=== WHAT THE EXERCISE ASKS ===
Filter the data for lines with the word "note", then copy every line so identified.

(Dataset excerpt)
####################

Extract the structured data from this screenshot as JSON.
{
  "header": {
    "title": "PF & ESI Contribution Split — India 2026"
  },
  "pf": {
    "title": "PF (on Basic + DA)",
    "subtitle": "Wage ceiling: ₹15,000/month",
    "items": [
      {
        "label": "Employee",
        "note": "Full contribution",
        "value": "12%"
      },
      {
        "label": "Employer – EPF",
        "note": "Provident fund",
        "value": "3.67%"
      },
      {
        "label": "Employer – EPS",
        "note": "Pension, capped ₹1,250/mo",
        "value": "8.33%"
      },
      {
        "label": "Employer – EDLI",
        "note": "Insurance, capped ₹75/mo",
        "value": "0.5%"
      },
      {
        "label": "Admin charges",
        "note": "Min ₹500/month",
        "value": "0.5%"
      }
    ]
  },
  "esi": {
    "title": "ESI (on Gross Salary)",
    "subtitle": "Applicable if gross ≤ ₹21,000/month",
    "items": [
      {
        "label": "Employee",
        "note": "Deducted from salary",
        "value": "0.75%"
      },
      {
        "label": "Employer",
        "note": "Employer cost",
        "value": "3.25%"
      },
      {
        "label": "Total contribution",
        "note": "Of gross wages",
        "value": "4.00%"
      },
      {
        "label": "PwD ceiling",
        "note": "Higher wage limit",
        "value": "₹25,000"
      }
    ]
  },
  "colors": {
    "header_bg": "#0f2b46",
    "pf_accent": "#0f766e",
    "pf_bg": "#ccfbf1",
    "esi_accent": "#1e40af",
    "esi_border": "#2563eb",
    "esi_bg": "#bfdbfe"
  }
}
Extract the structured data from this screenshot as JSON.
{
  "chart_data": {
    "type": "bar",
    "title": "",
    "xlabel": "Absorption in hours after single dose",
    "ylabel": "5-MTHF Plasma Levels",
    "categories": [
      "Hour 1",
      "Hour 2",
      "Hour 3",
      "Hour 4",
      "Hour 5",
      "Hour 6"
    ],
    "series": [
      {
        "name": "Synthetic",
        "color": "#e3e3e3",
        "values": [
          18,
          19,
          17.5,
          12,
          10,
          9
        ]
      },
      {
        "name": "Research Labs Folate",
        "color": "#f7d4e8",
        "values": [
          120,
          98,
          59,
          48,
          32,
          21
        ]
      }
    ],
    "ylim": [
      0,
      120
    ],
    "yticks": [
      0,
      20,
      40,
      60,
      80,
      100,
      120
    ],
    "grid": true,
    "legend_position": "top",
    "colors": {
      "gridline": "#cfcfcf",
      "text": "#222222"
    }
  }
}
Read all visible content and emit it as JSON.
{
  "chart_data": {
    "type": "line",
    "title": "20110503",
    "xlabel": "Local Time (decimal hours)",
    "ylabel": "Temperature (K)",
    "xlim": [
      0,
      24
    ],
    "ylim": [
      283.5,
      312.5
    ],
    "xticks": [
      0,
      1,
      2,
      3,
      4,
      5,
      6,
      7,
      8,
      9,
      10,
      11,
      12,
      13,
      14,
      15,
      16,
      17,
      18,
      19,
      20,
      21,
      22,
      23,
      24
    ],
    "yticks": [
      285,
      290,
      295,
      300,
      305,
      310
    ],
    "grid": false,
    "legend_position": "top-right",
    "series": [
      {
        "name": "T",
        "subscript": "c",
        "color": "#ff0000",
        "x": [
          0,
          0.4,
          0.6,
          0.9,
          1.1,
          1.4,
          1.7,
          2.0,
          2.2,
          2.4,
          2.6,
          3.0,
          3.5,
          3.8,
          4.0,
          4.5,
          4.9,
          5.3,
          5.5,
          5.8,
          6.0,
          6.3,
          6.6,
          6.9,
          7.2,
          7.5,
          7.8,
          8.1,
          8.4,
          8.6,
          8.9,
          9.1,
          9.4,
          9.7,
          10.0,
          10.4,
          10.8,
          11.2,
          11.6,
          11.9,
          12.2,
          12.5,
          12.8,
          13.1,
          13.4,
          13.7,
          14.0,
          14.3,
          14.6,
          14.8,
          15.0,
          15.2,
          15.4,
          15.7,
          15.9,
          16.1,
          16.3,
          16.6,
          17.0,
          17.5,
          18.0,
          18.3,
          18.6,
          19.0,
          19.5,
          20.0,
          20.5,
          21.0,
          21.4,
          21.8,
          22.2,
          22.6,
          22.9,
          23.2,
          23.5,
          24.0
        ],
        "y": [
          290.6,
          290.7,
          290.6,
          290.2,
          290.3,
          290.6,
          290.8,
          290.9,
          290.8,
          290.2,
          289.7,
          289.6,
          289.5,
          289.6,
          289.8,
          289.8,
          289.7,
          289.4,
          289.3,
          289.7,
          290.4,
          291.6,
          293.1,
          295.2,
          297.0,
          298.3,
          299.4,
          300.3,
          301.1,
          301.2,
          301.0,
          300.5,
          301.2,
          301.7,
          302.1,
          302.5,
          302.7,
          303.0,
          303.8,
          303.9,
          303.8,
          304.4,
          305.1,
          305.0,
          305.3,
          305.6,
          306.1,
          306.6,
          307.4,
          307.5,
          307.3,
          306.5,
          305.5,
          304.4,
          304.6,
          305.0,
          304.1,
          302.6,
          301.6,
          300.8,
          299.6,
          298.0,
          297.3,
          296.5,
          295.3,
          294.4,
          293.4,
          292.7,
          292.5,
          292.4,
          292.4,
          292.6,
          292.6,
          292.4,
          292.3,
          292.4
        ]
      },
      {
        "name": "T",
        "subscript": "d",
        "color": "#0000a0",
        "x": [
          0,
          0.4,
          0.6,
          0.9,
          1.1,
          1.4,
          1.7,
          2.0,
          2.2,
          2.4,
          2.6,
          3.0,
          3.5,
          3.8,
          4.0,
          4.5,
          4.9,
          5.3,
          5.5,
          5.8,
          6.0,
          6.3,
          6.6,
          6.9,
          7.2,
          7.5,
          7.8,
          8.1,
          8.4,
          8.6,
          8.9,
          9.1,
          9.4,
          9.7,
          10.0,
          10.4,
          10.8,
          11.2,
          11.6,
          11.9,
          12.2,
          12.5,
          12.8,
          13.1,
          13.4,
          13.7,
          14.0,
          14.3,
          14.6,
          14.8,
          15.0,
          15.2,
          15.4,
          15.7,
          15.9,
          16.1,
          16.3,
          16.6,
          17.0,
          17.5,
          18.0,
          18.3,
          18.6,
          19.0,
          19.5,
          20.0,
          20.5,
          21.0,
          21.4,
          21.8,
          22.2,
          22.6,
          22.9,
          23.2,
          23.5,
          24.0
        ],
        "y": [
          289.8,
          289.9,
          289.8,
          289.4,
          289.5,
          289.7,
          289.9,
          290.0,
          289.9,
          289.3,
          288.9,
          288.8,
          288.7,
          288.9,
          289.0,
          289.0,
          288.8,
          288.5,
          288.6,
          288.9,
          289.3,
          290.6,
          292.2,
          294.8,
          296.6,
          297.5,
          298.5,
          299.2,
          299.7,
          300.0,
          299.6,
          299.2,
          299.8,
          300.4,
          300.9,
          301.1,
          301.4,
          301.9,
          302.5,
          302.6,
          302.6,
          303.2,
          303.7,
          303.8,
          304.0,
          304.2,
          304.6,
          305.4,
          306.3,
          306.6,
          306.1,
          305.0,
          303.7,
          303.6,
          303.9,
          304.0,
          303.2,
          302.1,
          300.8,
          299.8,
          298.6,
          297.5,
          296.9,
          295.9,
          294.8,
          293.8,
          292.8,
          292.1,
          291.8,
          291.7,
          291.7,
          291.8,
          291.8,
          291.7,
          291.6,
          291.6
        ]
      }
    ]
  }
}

####################

=== RESPONSE TO THE TASK ===
        "note": "Full contribution",
        "note": "Provident fund",
        "note": "Pension, capped ₹1,250/mo",
        "note": "Insurance, capped ₹75/mo",
        "note": "Min ₹500/month",
        "note": "Deducted from salary",
        "note": "Employer cost",
        "note": "Of gross wages",
        "note": "Higher wage limit",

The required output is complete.